(Stored entries)
******
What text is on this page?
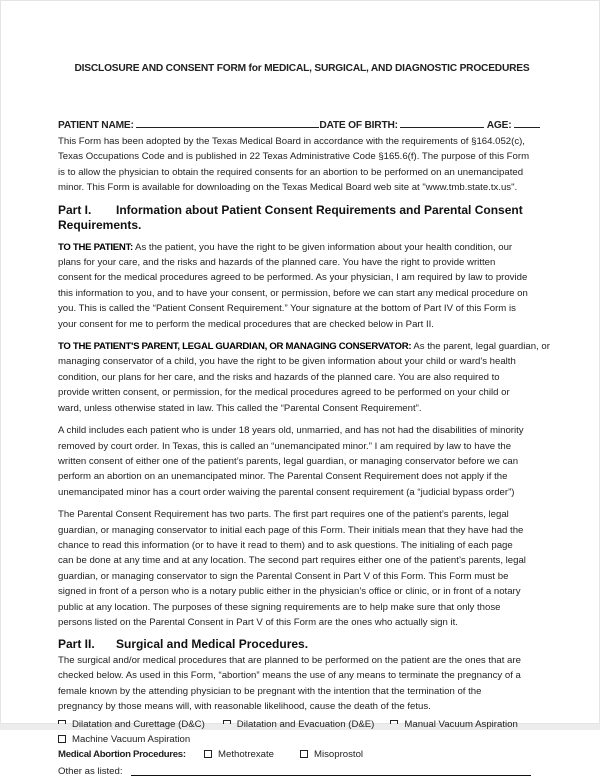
DISCLOSURE AND CONSENT FORM for MEDICAL, SURGICAL, AND DIAGNOSTIC PROCEDURES
PATIENT NAME:	DATE OF BIRTH:	AGE:
This Form has been adopted by the Texas Medical Board in accordance with the requirements of §164.052(c),
Texas Occupations Code and is published in 22 Texas Administrative Code §165.6(f). The purpose of this Form
is to allow the physician to obtain the required consents for an abortion to be performed on an unemancipated
minor. This Form is available for downloading on the Texas Medical Board web site at "www.tmb.state.tx.us".
Part I. Information about Patient Consent Requirements and Parental Consent
Requirements.
TO THE PATIENT: As the patient, you have the right to be given information about your health condition, our
plans for your care, and the risks and hazards of the planned care. You have the right to provide written
consent for the medical procedures agreed to be performed. As your physician, I am required by law to provide
this information to you, and to have your consent, or permission, before we can start any medical procedure on
you. This is called the “Patient Consent Requirement.” Your signature at the bottom of Part IV of this Form is
your consent for me to perform the medical procedures that are checked below in Part II.
TO THE PATIENT'S PARENT, LEGAL GUARDIAN, OR MANAGING CONSERVATOR: As the parent, legal guardian, or
managing conservator of a child, you have the right to be given information about your child or ward's health
condition, our plans for her care, and the risks and hazards of the planned care. You are also required to
provide written consent, or permission, for the medical procedures agreed to be performed on your child or
ward, unless otherwise stated in law. This called the “Parental Consent Requirement”.
A child includes each patient who is under 18 years old, unmarried, and has not had the disabilities of minority
removed by court order. In Texas, this is called an “unemancipated minor.” I am required by law to have the
written consent of either one of the patient’s parents, legal guardian, or managing conservator before we can
perform an abortion on an unemancipated minor. The Parental Consent Requirement does not apply if the
unemancipated minor has a court order waiving the parental consent requirement (a “judicial bypass order”)
The Parental Consent Requirement has two parts. The first part requires one of the patient’s parents, legal
guardian, or managing conservator to initial each page of this Form. Their initials mean that they have had the
chance to read this information (or to have it read to them) and to ask questions. The initialing of each page
can be done at any time and at any location. The second part requires either one of the patient’s parents, legal
guardian, or managing conservator to sign the Parental Consent in Part V of this Form. This Form must be
signed in front of a person who is a notary public either in the physician’s office or clinic, or in front of a notary
public at any location. The purposes of these signing requirements are to help make sure that only those
persons listed on the Parental Consent in Part V of this Form are the ones who actually sign it.
Part II. Surgical and Medical Procedures.
The surgical and/or medical procedures that are planned to be performed on the patient are the ones that are
checked below. As used in this Form, “abortion” means the use of any means to terminate the pregnancy of a
female known by the attending physician to be pregnant with the intention that the termination of the
pregnancy by those means will, with reasonable likelihood, cause the death of the fetus.
Dilatation and Curettage (D&C)	Dilatation and Evacuation (D&E)	Manual Vacuum Aspiration
Machine Vacuum Aspiration
Medical Abortion Procedures:	Methotrexate	Misoprostol
Other as listed:
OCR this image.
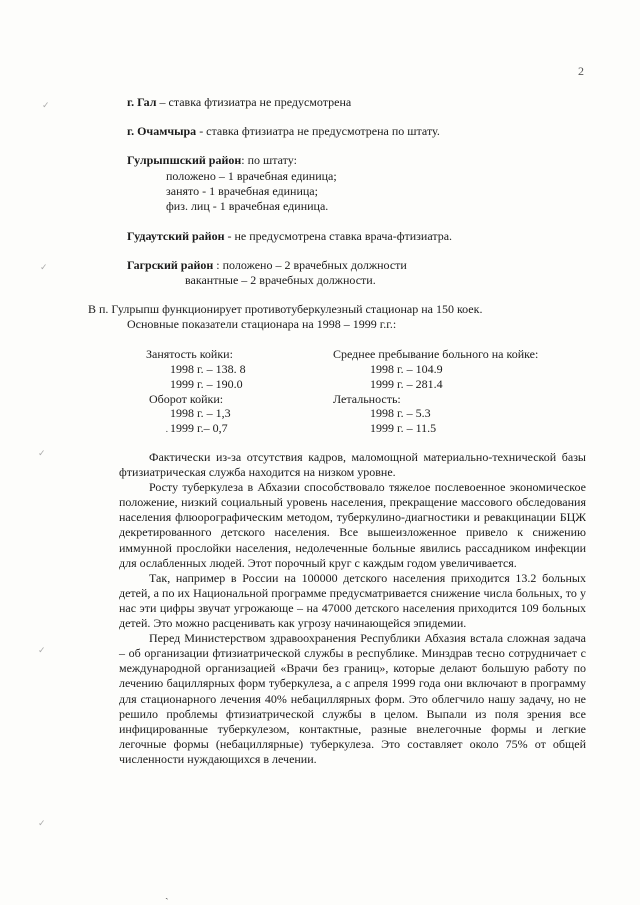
2
✓
✓
✓
✓
✓
г. Гал – ставка фтизиатра не предусмотрена
г. Очамчыра - ставка фтизиатра не предусмотрена по штату.
Гулрыпшский район: по штату:
положено – 1 врачебная единица;
занято - 1 врачебная единица;
физ. лиц - 1 врачебная единица.
Гудаутский район - не предусмотрена ставка врача-фтизиатра.
Гагрский район : положено – 2 врачебных должности
вакантные – 2 врачебных должности.
В п. Гулрыпш функционирует противотуберкулезный стационар на 150 коек.
Основные показатели стационара на 1998 – 1999 г.г.:
Занятость койки:
1998 г. – 138. 8
1999 г. – 190.0
Оборот койки:
1998 г. – 1,3
1999 г.– 0,7
˙
Среднее пребывание больного на койке:
1998 г. – 104.9
1999 г. – 281.4
Летальность:
1998 г. – 5.3
1999 г. – 11.5

Фактически из-за отсутствия кадров, маломощной материально-технической базы фтизиатрическая служба находится на низком уровне.

Росту туберкулеза в Абхазии способствовало тяжелое послевоенное экономическое положение, низкий социальный уровень населения, прекращение массового обследования населения флюорографическим методом, туберкулино-диагностики и ревакцинации БЦЖ декретированного детского населения. Все вышеизложенное привело к снижению иммунной прослойки населения, недолеченные больные явились рассадником инфекции для ослабленных людей. Этот порочный круг с каждым годом увеличивается.

Так, например в России на 100000 детского населения приходится 13.2 больных детей, а по их Национальной программе предусматривается снижение числа больных, то у нас эти цифры звучат угрожающе – на 47000 детского населения приходится 109 больных детей. Это можно расценивать как угрозу начинающейся эпидемии.

Перед Министерством здравоохранения Республики Абхазия встала сложная задача – об организации фтизиатрической службы в республике. Минздрав тесно сотрудничает с международной организацией «Врачи без границ», которые делают большую работу по лечению бациллярных форм туберкулеза, а с апреля 1999 года они включают в программу для стационарного лечения 40% небациллярных форм. Это облегчило нашу задачу, но не решило проблемы фтизиатрической службы в целом. Выпали из поля зрения все инфицированные туберкулезом, контактные, разные внелегочные формы и легкие легочные формы (небациллярные) туберкулеза. Это составляет около 75% от общей численности нуждающихся в лечении.

ˏ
******
## EXERCISE OBJECTIVE
Keep the pictures out of the copy and write out the data exactly as it stands.

## WRITTEN REPLY
What text is on this page?
DISCLOSURE AND CONSENT FORM for MEDICAL, SURGICAL, AND DIAGNOSTIC PROCEDURES
PATIENT NAME:	DATE OF BIRTH:	AGE:
This Form has been adopted by the Texas Medical Board in accordance with the requirements of §164.052(c),
Texas Occupations Code and is published in 22 Texas Administrative Code §165.6(f). The purpose of this Form
is to allow the physician to obtain the required consents for an abortion to be performed on an unemancipated
minor. This Form is available for downloading on the Texas Medical Board web site at "www.tmb.state.tx.us".
Part I. Information about Patient Consent Requirements and Parental Consent
Requirements.
TO THE PATIENT: As the patient, you have the right to be given information about your health condition, our
plans for your care, and the risks and hazards of the planned care. You have the right to provide written
consent for the medical procedures agreed to be performed. As your physician, I am required by law to provide
this information to you, and to have your consent, or permission, before we can start any medical procedure on
you. This is called the “Patient Consent Requirement.” Your signature at the bottom of Part IV of this Form is
your consent for me to perform the medical procedures that are checked below in Part II.
TO THE PATIENT'S PARENT, LEGAL GUARDIAN, OR MANAGING CONSERVATOR: As the parent, legal guardian, or
managing conservator of a child, you have the right to be given information about your child or ward's health
condition, our plans for her care, and the risks and hazards of the planned care. You are also required to
provide written consent, or permission, for the medical procedures agreed to be performed on your child or
ward, unless otherwise stated in law. This called the “Parental Consent Requirement”.
A child includes each patient who is under 18 years old, unmarried, and has not had the disabilities of minority
removed by court order. In Texas, this is called an “unemancipated minor.” I am required by law to have the
written consent of either one of the patient’s parents, legal guardian, or managing conservator before we can
perform an abortion on an unemancipated minor. The Parental Consent Requirement does not apply if the
unemancipated minor has a court order waiving the parental consent requirement (a “judicial bypass order”)
The Parental Consent Requirement has two parts. The first part requires one of the patient’s parents, legal
guardian, or managing conservator to initial each page of this Form. Their initials mean that they have had the
chance to read this information (or to have it read to them) and to ask questions. The initialing of each page
can be done at any time and at any location. The second part requires either one of the patient’s parents, legal
guardian, or managing conservator to sign the Parental Consent in Part V of this Form. This Form must be
signed in front of a person who is a notary public either in the physician’s office or clinic, or in front of a notary
public at any location. The purposes of these signing requirements are to help make sure that only those
persons listed on the Parental Consent in Part V of this Form are the ones who actually sign it.
Part II. Surgical and Medical Procedures.
The surgical and/or medical procedures that are planned to be performed on the patient are the ones that are
checked below. As used in this Form, “abortion” means the use of any means to terminate the pregnancy of a
female known by the attending physician to be pregnant with the intention that the termination of the
pregnancy by those means will, with reasonable likelihood, cause the death of the fetus.
Dilatation and Curettage (D&C)	Dilatation and Evacuation (D&E)	Manual Vacuum Aspiration
Machine Vacuum Aspiration
Medical Abortion Procedures:	Methotrexate	Misoprostol
Other as listed:
OCR this image.
2
✓
✓
✓
✓
✓
г. Гал – ставка фтизиатра не предусмотрена
г. Очамчыра - ставка фтизиатра не предусмотрена по штату.
Гулрыпшский район: по штату:
положено – 1 врачебная единица;
занято - 1 врачебная единица;
физ. лиц - 1 врачебная единица.
Гудаутский район - не предусмотрена ставка врача-фтизиатра.
Гагрский район : положено – 2 врачебных должности
вакантные – 2 врачебных должности.
В п. Гулрыпш функционирует противотуберкулезный стационар на 150 коек.
Основные показатели стационара на 1998 – 1999 г.г.:
Занятость койки:
1998 г. – 138. 8
1999 г. – 190.0
Оборот койки:
1998 г. – 1,3
1999 г.– 0,7
˙
Среднее пребывание больного на койке:
1998 г. – 104.9
1999 г. – 281.4
Летальность:
1998 г. – 5.3
1999 г. – 11.5

Фактически из-за отсутствия кадров, маломощной материально-технической базы фтизиатрическая служба находится на низком уровне.

Росту туберкулеза в Абхазии способствовало тяжелое послевоенное экономическое положение, низкий социальный уровень населения, прекращение массового обследования населения флюорографическим методом, туберкулино-диагностики и ревакцинации БЦЖ декретированного детского населения. Все вышеизложенное привело к снижению иммунной прослойки населения, недолеченные больные явились рассадником инфекции для ослабленных людей. Этот порочный круг с каждым годом увеличивается.

Так, например в России на 100000 детского населения приходится 13.2 больных детей, а по их Национальной программе предусматривается снижение числа больных, то у нас эти цифры звучат угрожающе – на 47000 детского населения приходится 109 больных детей. Это можно расценивать как угрозу начинающейся эпидемии.

Перед Министерством здравоохранения Республики Абхазия встала сложная задача – об организации фтизиатрической службы в республике. Минздрав тесно сотрудничает с международной организацией «Врачи без границ», которые делают большую работу по лечению бациллярных форм туберкулеза, а с апреля 1999 года они включают в программу для стационарного лечения 40% небациллярных форм. Это облегчило нашу задачу, но не решило проблемы фтизиатрической службы в целом. Выпали из поля зрения все инфицированные туберкулезом, контактные, разные внелегочные формы и легкие легочные формы (небациллярные) туберкулеза. Это составляет около 75% от общей численности нуждающихся в лечении.

ˏ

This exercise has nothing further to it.